- STATED EXERCISE: Omit all pictures. Copy the rest of the material exactly.

================

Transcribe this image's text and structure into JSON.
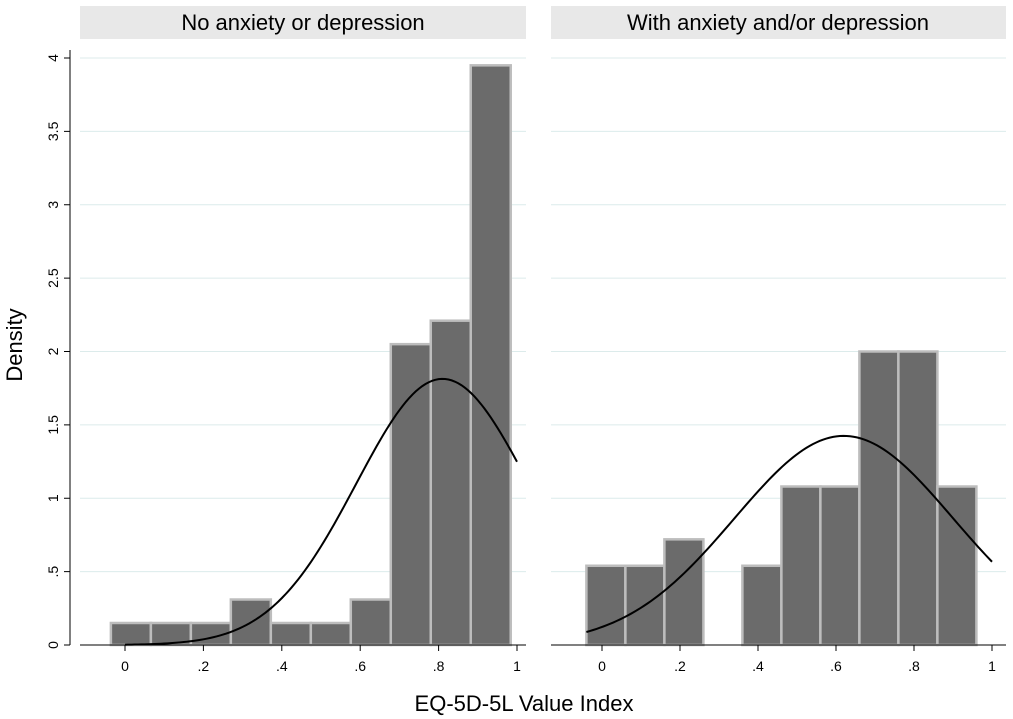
{
  "chart_data": {
    "type": "bar",
    "xlabel": "EQ-5D-5L Value Index",
    "ylabel": "Density",
    "xlim": [
      -0.1,
      1.0
    ],
    "ylim": [
      0,
      4
    ],
    "bin_width": 0.1,
    "x_ticks": [
      {
        "value": 0,
        "label": "0"
      },
      {
        "value": 0.2,
        "label": ".2"
      },
      {
        "value": 0.4,
        "label": ".4"
      },
      {
        "value": 0.6,
        "label": ".6"
      },
      {
        "value": 0.8,
        "label": ".8"
      },
      {
        "value": 1.0,
        "label": "1"
      }
    ],
    "y_ticks": [
      {
        "value": 0,
        "label": "0"
      },
      {
        "value": 0.5,
        "label": ".5"
      },
      {
        "value": 1,
        "label": "1"
      },
      {
        "value": 1.5,
        "label": "1.5"
      },
      {
        "value": 2,
        "label": "2"
      },
      {
        "value": 2.5,
        "label": "2.5"
      },
      {
        "value": 3,
        "label": "3"
      },
      {
        "value": 3.5,
        "label": "3.5"
      },
      {
        "value": 4,
        "label": "4"
      }
    ],
    "colors": {
      "bar_fill": "#6b6b6b",
      "bar_stroke": "#bdbdbd",
      "header_bg": "#e8e8e8",
      "grid": "#dcebeb",
      "curve": "#000000"
    },
    "panels": [
      {
        "title": "No anxiety or depression",
        "bins": [
          {
            "x0": -0.036,
            "x1": 0.066,
            "value": 0.15
          },
          {
            "x0": 0.066,
            "x1": 0.168,
            "value": 0.15
          },
          {
            "x0": 0.168,
            "x1": 0.27,
            "value": 0.15
          },
          {
            "x0": 0.27,
            "x1": 0.372,
            "value": 0.31
          },
          {
            "x0": 0.372,
            "x1": 0.474,
            "value": 0.15
          },
          {
            "x0": 0.474,
            "x1": 0.576,
            "value": 0.15
          },
          {
            "x0": 0.576,
            "x1": 0.678,
            "value": 0.31
          },
          {
            "x0": 0.678,
            "x1": 0.78,
            "value": 2.05
          },
          {
            "x0": 0.78,
            "x1": 0.882,
            "value": 2.21
          },
          {
            "x0": 0.882,
            "x1": 0.984,
            "value": 3.95
          }
        ],
        "normal_curve": {
          "mean": 0.81,
          "sd": 0.22,
          "x_start": 0.0,
          "x_end": 1.0
        }
      },
      {
        "title": "With anxiety and/or depression",
        "bins": [
          {
            "x0": -0.04,
            "x1": 0.06,
            "value": 0.54
          },
          {
            "x0": 0.06,
            "x1": 0.16,
            "value": 0.54
          },
          {
            "x0": 0.16,
            "x1": 0.26,
            "value": 0.72
          },
          {
            "x0": 0.36,
            "x1": 0.46,
            "value": 0.54
          },
          {
            "x0": 0.46,
            "x1": 0.56,
            "value": 1.08
          },
          {
            "x0": 0.56,
            "x1": 0.66,
            "value": 1.08
          },
          {
            "x0": 0.66,
            "x1": 0.76,
            "value": 2.0
          },
          {
            "x0": 0.76,
            "x1": 0.86,
            "value": 2.0
          },
          {
            "x0": 0.86,
            "x1": 0.96,
            "value": 1.08
          }
        ],
        "normal_curve": {
          "mean": 0.62,
          "sd": 0.28,
          "x_start": -0.04,
          "x_end": 1.0
        }
      }
    ]
  }
}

================

- WRITTEN ANSWER:
Transcribe this image's text and structure into JSON.
{
  "chart_data": {
    "type": "bar",
    "xlabel": "EQ-5D-5L Value Index",
    "ylabel": "Density",
    "xlim": [
      -0.1,
      1.0
    ],
    "ylim": [
      0,
      4
    ],
    "bin_width": 0.1,
    "x_ticks": [
      {
        "value": 0,
        "label": "0"
      },
      {
        "value": 0.2,
        "label": ".2"
      },
      {
        "value": 0.4,
        "label": ".4"
      },
      {
        "value": 0.6,
        "label": ".6"
      },
      {
        "value": 0.8,
        "label": ".8"
      },
      {
        "value": 1.0,
        "label": "1"
      }
    ],
    "y_ticks": [
      {
        "value": 0,
        "label": "0"
      },
      {
        "value": 0.5,
        "label": ".5"
      },
      {
        "value": 1,
        "label": "1"
      },
      {
        "value": 1.5,
        "label": "1.5"
      },
      {
        "value": 2,
        "label": "2"
      },
      {
        "value": 2.5,
        "label": "2.5"
      },
      {
        "value": 3,
        "label": "3"
      },
      {
        "value": 3.5,
        "label": "3.5"
      },
      {
        "value": 4,
        "label": "4"
      }
    ],
    "colors": {
      "bar_fill": "#6b6b6b",
      "bar_stroke": "#bdbdbd",
      "header_bg": "#e8e8e8",
      "grid": "#dcebeb",
      "curve": "#000000"
    },
    "panels": [
      {
        "title": "No anxiety or depression",
        "bins": [
          {
            "x0": -0.036,
            "x1": 0.066,
            "value": 0.15
          },
          {
            "x0": 0.066,
            "x1": 0.168,
            "value": 0.15
          },
          {
            "x0": 0.168,
            "x1": 0.27,
            "value": 0.15
          },
          {
            "x0": 0.27,
            "x1": 0.372,
            "value": 0.31
          },
          {
            "x0": 0.372,
            "x1": 0.474,
            "value": 0.15
          },
          {
            "x0": 0.474,
            "x1": 0.576,
            "value": 0.15
          },
          {
            "x0": 0.576,
            "x1": 0.678,
            "value": 0.31
          },
          {
            "x0": 0.678,
            "x1": 0.78,
            "value": 2.05
          },
          {
            "x0": 0.78,
            "x1": 0.882,
            "value": 2.21
          },
          {
            "x0": 0.882,
            "x1": 0.984,
            "value": 3.95
          }
        ],
        "normal_curve": {
          "mean": 0.81,
          "sd": 0.22,
          "x_start": 0.0,
          "x_end": 1.0
        }
      },
      {
        "title": "With anxiety and/or depression",
        "bins": [
          {
            "x0": -0.04,
            "x1": 0.06,
            "value": 0.54
          },
          {
            "x0": 0.06,
            "x1": 0.16,
            "value": 0.54
          },
          {
            "x0": 0.16,
            "x1": 0.26,
            "value": 0.72
          },
          {
            "x0": 0.36,
            "x1": 0.46,
            "value": 0.54
          },
          {
            "x0": 0.46,
            "x1": 0.56,
            "value": 1.08
          },
          {
            "x0": 0.56,
            "x1": 0.66,
            "value": 1.08
          },
          {
            "x0": 0.66,
            "x1": 0.76,
            "value": 2.0
          },
          {
            "x0": 0.76,
            "x1": 0.86,
            "value": 2.0
          },
          {
            "x0": 0.86,
            "x1": 0.96,
            "value": 1.08
          }
        ],
        "normal_curve": {
          "mean": 0.62,
          "sd": 0.28,
          "x_start": -0.04,
          "x_end": 1.0
        }
      }
    ]
  }
}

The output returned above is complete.